■ Work to complete:
Where a line of the material contains the string "this", copy that line.

::::

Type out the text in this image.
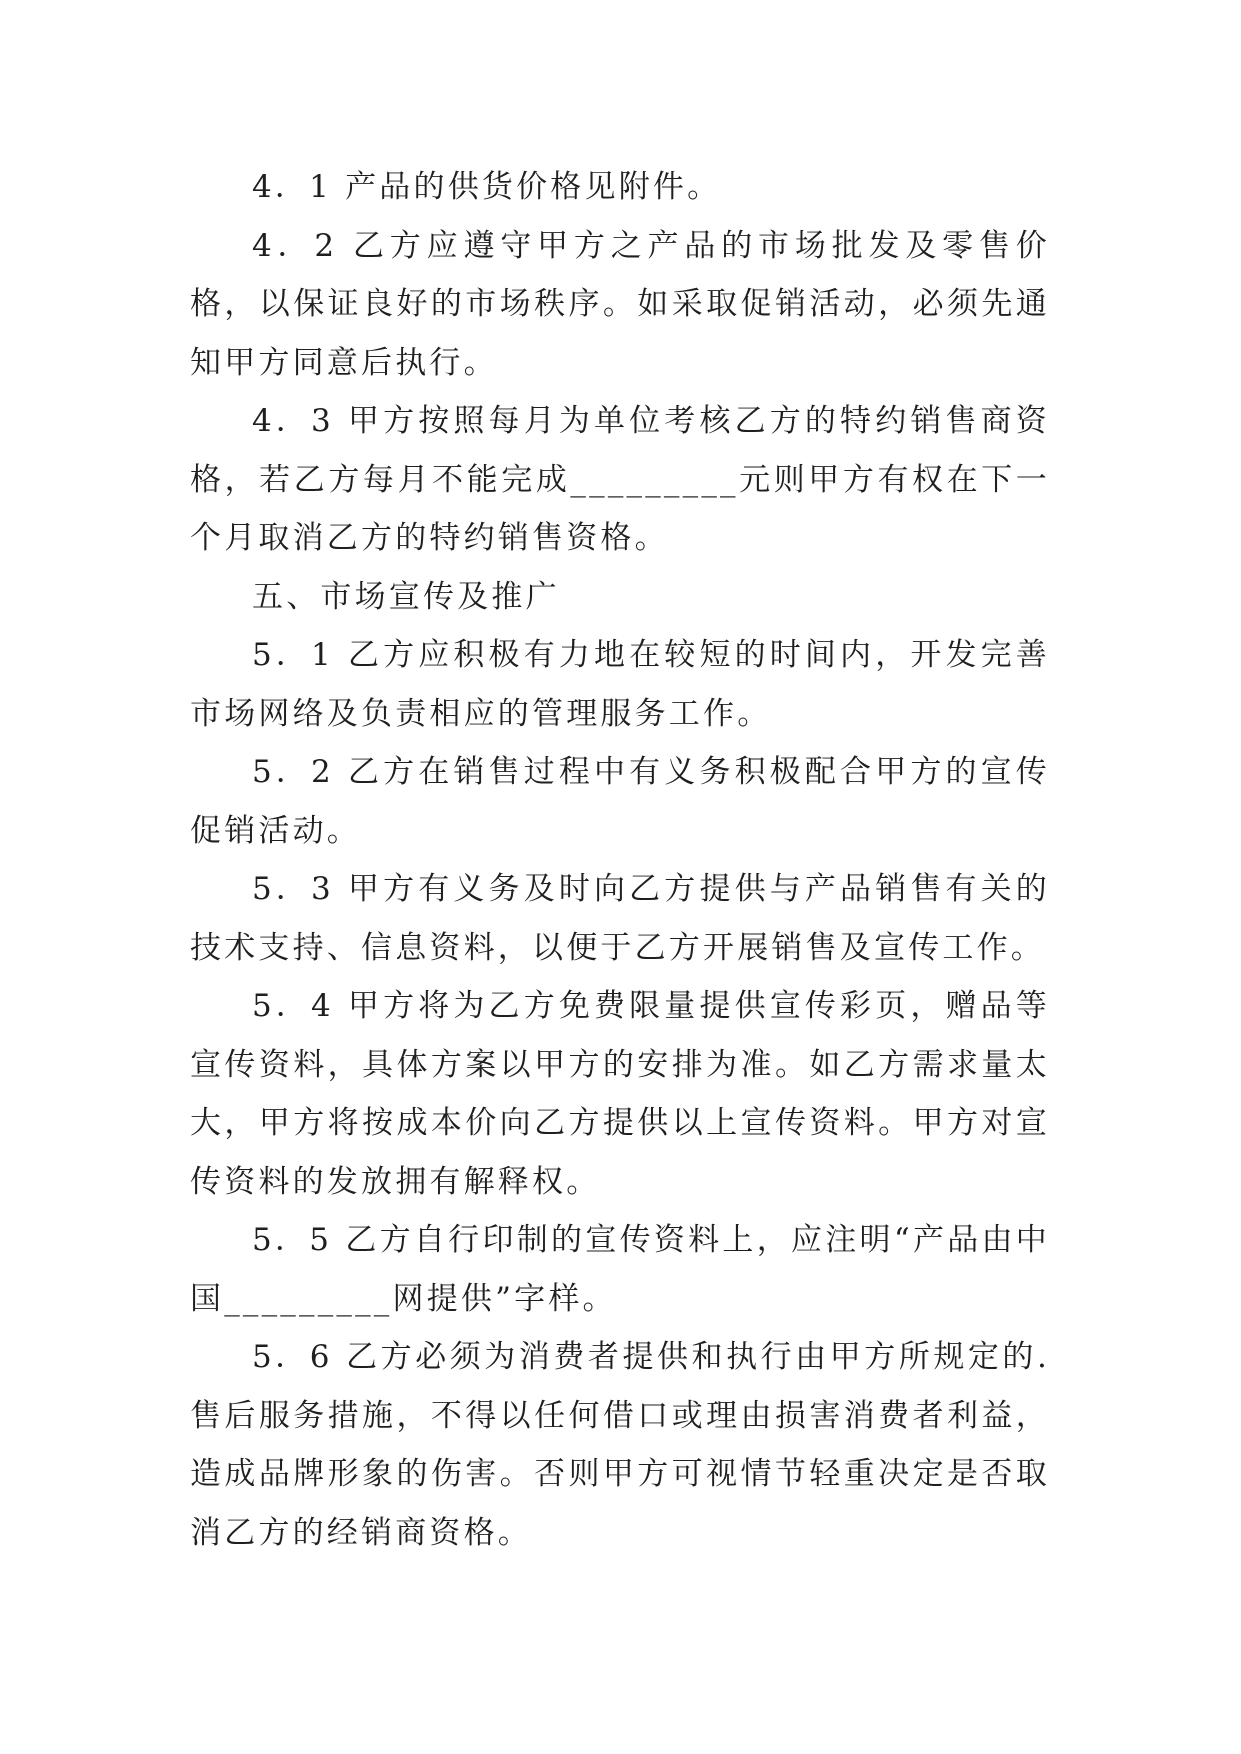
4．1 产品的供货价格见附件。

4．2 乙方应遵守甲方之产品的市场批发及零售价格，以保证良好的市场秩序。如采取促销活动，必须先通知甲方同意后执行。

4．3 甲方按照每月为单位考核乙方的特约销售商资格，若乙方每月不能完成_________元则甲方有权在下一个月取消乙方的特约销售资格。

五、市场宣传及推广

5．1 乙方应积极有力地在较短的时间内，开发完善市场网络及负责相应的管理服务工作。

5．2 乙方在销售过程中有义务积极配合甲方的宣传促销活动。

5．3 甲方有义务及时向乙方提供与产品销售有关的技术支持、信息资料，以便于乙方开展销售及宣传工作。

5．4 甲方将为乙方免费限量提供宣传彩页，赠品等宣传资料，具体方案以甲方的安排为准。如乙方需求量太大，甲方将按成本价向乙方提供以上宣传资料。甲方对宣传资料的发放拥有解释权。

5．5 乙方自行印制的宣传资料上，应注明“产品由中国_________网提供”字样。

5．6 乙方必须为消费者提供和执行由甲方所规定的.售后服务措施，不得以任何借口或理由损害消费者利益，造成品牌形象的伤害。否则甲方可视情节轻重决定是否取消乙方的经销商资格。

::::

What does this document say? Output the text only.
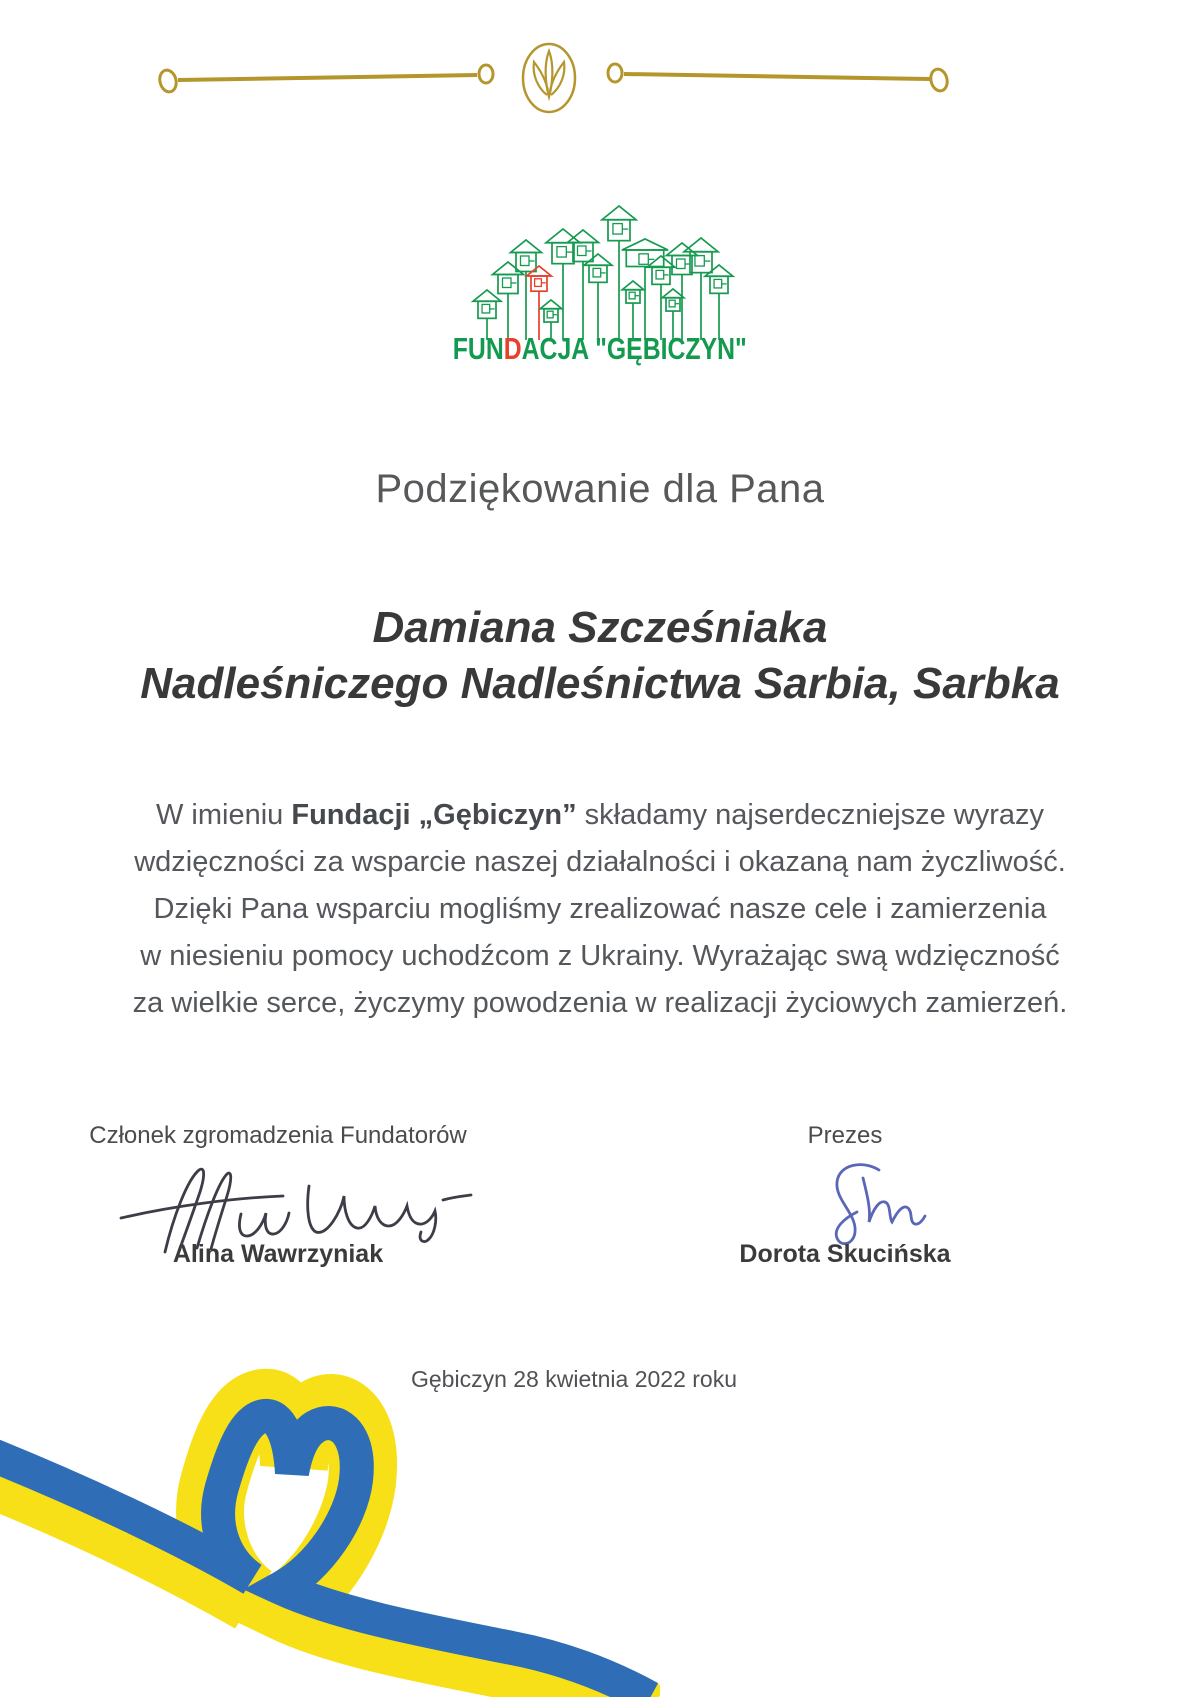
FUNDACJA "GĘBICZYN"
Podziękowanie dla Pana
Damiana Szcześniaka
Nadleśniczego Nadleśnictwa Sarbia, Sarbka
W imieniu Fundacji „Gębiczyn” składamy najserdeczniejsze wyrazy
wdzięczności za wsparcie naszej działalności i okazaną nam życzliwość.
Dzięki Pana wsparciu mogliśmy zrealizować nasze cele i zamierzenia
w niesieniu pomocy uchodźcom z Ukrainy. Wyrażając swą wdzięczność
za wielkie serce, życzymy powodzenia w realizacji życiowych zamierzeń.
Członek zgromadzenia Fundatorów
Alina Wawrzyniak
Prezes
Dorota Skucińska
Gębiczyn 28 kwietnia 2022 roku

::::

■ Correct result:
Type out the text in this image.
What does this document say? Output the text only.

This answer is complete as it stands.